- WHAT IS REQUIRED -
Please copy the rows from the line with "- focal-plane-line: [170, 221, 505, 225]" up to and including the line with "- cuvette-one-photon-image: [4, 8, 307, 422]", changing "focal-plane-line" to "focus-line" and leaving everything else unchanged.

Data listing:
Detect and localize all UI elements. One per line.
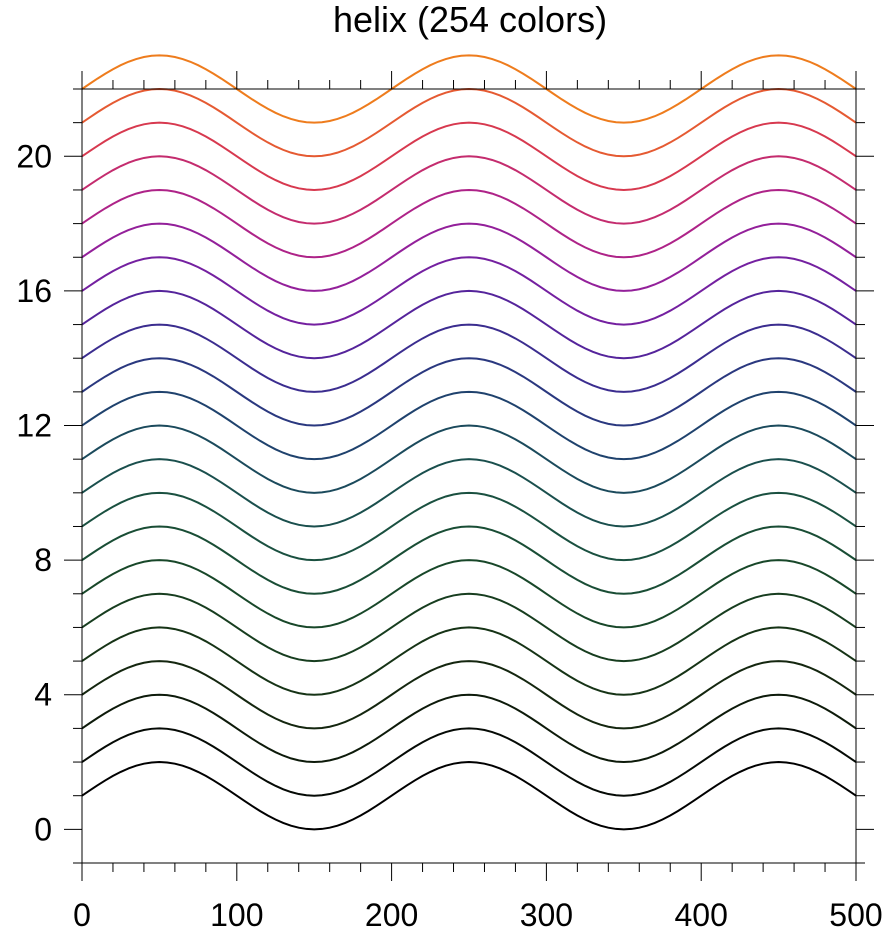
series-line-17 (81, 188, 857, 259)
series-line-5 (81, 592, 857, 663)
series-line-6 (81, 559, 857, 629)
plot-frame (81, 88, 857, 864)
series-line-12 (81, 357, 857, 427)
series-layer (81, 54, 857, 831)
x-tick-label: 200 (365, 897, 418, 933)
series-line-15 (81, 256, 857, 326)
x-tick-label: 0 (73, 897, 91, 933)
series-line-3 (81, 660, 857, 730)
chart-title: helix (254 colors) (333, 0, 607, 40)
series-line-7 (81, 525, 857, 595)
tick-layer (64, 71, 874, 881)
series-line-16 (81, 222, 857, 292)
y-tick-label: 12 (16, 408, 52, 444)
series-line-18 (81, 155, 857, 225)
y-tick-label: 16 (16, 273, 52, 309)
series-line-0 (81, 761, 857, 831)
series-line-8 (81, 491, 857, 562)
series-line-13 (81, 323, 857, 393)
series-line-10 (81, 424, 857, 494)
x-tick-label: 500 (829, 897, 882, 933)
series-line-14 (81, 289, 857, 360)
y-tick-label: 4 (34, 677, 52, 713)
tick-label-layer: 0 100 200 300 400 500 0 4 8 12 16 20 (16, 138, 882, 933)
series-line-4 (81, 626, 857, 696)
y-tick-label: 8 (34, 542, 52, 578)
x-tick-label: 100 (210, 897, 263, 933)
series-line-19 (81, 121, 857, 191)
series-line-1 (81, 727, 857, 797)
y-tick-label: 0 (34, 811, 52, 847)
series-line-2 (81, 693, 857, 764)
series-line-21 (81, 54, 857, 124)
y-tick-label: 20 (16, 138, 52, 174)
series-line-9 (81, 458, 857, 528)
x-tick-label: 400 (675, 897, 728, 933)
series-line-11 (81, 390, 857, 461)
x-tick-label: 300 (520, 897, 573, 933)
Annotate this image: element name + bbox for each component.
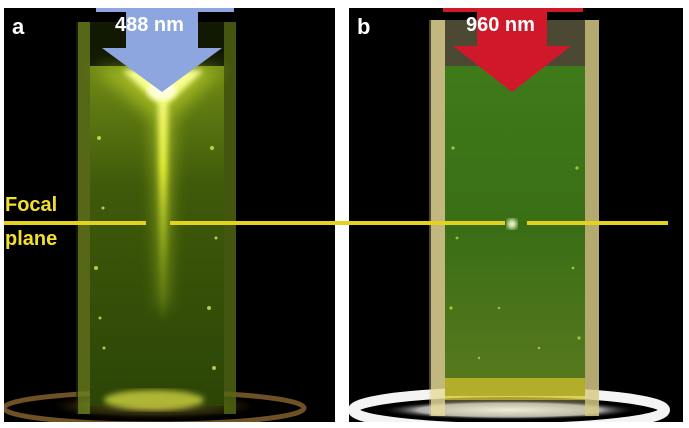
- focal-plane-line: [170, 221, 505, 225]
- wavelength-label-960: 960 nm: [466, 14, 535, 36]
- excitation-arrow-488: [96, 8, 234, 92]
- panel-a-letter: a: [12, 14, 25, 39]
- focal-plane-line: [4, 221, 146, 225]
- cuvette-one-photon-image: [4, 8, 307, 422]
- photo-panel-b: b 960 nm: [349, 8, 683, 422]
- focal-plane-label-line2: plane: [5, 228, 58, 250]
- focal-plane-label-line1: Focal: [5, 194, 58, 216]
- focal-plane-line: [527, 221, 668, 225]
- photo-panel-a: a 488 nm: [4, 8, 335, 422]
- cuvette-two-photon-image: [349, 8, 670, 422]
- wavelength-label-488: 488 nm: [115, 14, 184, 36]
- excitation-arrow-960: [443, 8, 583, 92]
- panel-b-letter: b: [357, 14, 371, 39]
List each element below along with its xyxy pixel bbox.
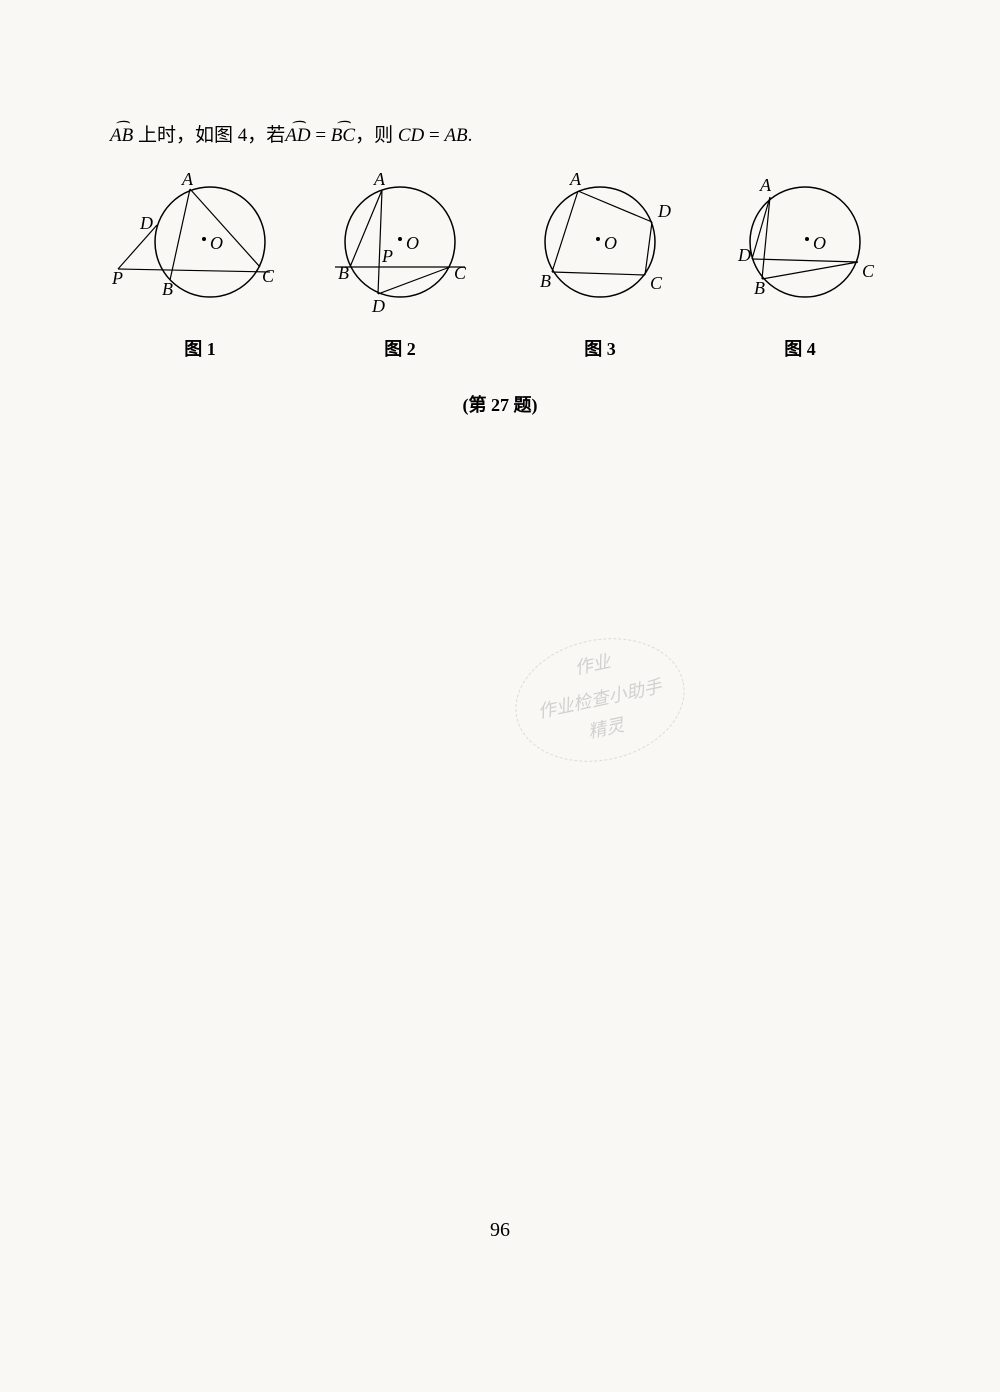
svg-text:D: D xyxy=(371,296,385,316)
figure-4: O A B C D 图 4 xyxy=(710,167,890,361)
svg-text:C: C xyxy=(650,273,663,293)
svg-text:O: O xyxy=(813,233,826,253)
var-CD: CD xyxy=(398,125,424,146)
svg-text:D: D xyxy=(657,201,671,221)
figure-4-label: 图 4 xyxy=(784,335,816,361)
svg-text:C: C xyxy=(862,261,875,281)
svg-text:C: C xyxy=(262,266,275,286)
text-part-1: 上时，如图 4，若 xyxy=(133,125,285,146)
problem-text: AB 上时，如图 4，若AD = BC，则 CD = AB. xyxy=(100,120,900,147)
text-part-2: ，则 xyxy=(355,125,398,146)
arc-BC: BC xyxy=(331,125,355,147)
figure-3: O A B C D 图 3 xyxy=(510,167,690,361)
arc-AB: AB xyxy=(110,125,133,147)
svg-text:精灵: 精灵 xyxy=(586,715,626,742)
page-number: 96 xyxy=(490,1219,510,1242)
svg-text:作业: 作业 xyxy=(573,651,614,678)
svg-text:P: P xyxy=(111,268,123,288)
watermark-svg: 作业 作业检查小助手 精灵 xyxy=(500,610,700,790)
svg-text:C: C xyxy=(454,263,467,283)
svg-text:P: P xyxy=(381,246,393,266)
svg-text:O: O xyxy=(604,233,617,253)
figures-row: O A B C D P 图 1 O A B C D P 图 2 O A B C D 图 3 O A B C D 图 … xyxy=(100,167,900,361)
svg-text:D: D xyxy=(737,245,751,265)
svg-text:B: B xyxy=(754,278,765,298)
page-content: AB 上时，如图 4，若AD = BC，则 CD = AB. OABCDP 图 … xyxy=(0,0,1000,457)
svg-text:作业检查小助手: 作业检查小助手 xyxy=(536,676,664,722)
arc-AD: AD xyxy=(285,125,310,147)
var-AB: AB xyxy=(444,125,467,146)
figure-1: O A B C D P 图 1 xyxy=(110,167,290,361)
figure-2: O A B C D P 图 2 xyxy=(310,167,490,361)
svg-text:B: B xyxy=(540,271,551,291)
figure-1-label: 图 1 xyxy=(184,335,216,361)
svg-text:O: O xyxy=(406,233,419,253)
question-caption: (第 27 题) xyxy=(100,391,900,417)
svg-text:B: B xyxy=(162,279,173,299)
eq2: = xyxy=(424,125,444,146)
text-end: . xyxy=(468,125,473,146)
figure-2-label: 图 2 xyxy=(384,335,416,361)
watermark-stamp: 作业 作业检查小助手 精灵 xyxy=(500,610,700,790)
figure-4-svg: O A B C D xyxy=(710,167,890,327)
figure-3-label: 图 3 xyxy=(584,335,616,361)
eq1: = xyxy=(311,125,331,146)
svg-text:O: O xyxy=(210,233,223,253)
svg-text:A: A xyxy=(759,175,772,195)
svg-text:A: A xyxy=(181,169,194,189)
figure-2-svg: O A B C D P xyxy=(310,167,490,327)
svg-text:A: A xyxy=(373,169,386,189)
figure-3-svg: O A B C D xyxy=(510,167,690,327)
svg-text:D: D xyxy=(139,213,153,233)
svg-text:A: A xyxy=(569,169,582,189)
figure-1-svg: O A B C D P xyxy=(110,167,290,327)
svg-text:B: B xyxy=(338,263,349,283)
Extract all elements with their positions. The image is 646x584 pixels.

- EXERCISE ANSWER -
- focus-line: [170, 221, 505, 225]
- wavelength-label-960: 960 nm: [466, 14, 535, 36]
- excitation-arrow-488: [96, 8, 234, 92]
- panel-a-letter: a: [12, 14, 25, 39]
- focus-line: [4, 221, 146, 225]
- cuvette-one-photon-image: [4, 8, 307, 422]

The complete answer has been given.